## Available data
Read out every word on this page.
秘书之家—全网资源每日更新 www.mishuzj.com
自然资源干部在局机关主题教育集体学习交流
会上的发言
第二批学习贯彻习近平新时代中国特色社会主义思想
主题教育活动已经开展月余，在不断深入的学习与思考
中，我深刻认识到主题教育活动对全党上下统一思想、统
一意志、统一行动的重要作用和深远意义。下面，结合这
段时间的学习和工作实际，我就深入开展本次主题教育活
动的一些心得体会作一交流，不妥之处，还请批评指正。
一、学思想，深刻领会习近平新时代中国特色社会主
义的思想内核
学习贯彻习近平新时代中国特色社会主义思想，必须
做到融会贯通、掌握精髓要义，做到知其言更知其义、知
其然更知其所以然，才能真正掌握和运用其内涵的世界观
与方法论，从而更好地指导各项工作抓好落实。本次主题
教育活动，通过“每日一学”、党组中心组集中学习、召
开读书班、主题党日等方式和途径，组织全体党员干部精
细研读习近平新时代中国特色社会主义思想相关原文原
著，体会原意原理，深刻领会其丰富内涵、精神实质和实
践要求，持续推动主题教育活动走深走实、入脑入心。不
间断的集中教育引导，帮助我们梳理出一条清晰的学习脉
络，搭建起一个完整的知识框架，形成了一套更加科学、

## Objective
Transcribe the entire listing above precisely.

## Result
Read out every word on this page.
秘书之家—全网资源每日更新 www.mishuzj.com
自然资源干部在局机关主题教育集体学习交流
会上的发言
第二批学习贯彻习近平新时代中国特色社会主义思想
主题教育活动已经开展月余，在不断深入的学习与思考
中，我深刻认识到主题教育活动对全党上下统一思想、统
一意志、统一行动的重要作用和深远意义。下面，结合这
段时间的学习和工作实际，我就深入开展本次主题教育活
动的一些心得体会作一交流，不妥之处，还请批评指正。
一、学思想，深刻领会习近平新时代中国特色社会主
义的思想内核
学习贯彻习近平新时代中国特色社会主义思想，必须
做到融会贯通、掌握精髓要义，做到知其言更知其义、知
其然更知其所以然，才能真正掌握和运用其内涵的世界观
与方法论，从而更好地指导各项工作抓好落实。本次主题
教育活动，通过“每日一学”、党组中心组集中学习、召
开读书班、主题党日等方式和途径，组织全体党员干部精
细研读习近平新时代中国特色社会主义思想相关原文原
著，体会原意原理，深刻领会其丰富内涵、精神实质和实
践要求，持续推动主题教育活动走深走实、入脑入心。不
间断的集中教育引导，帮助我们梳理出一条清晰的学习脉
络，搭建起一个完整的知识框架，形成了一套更加科学、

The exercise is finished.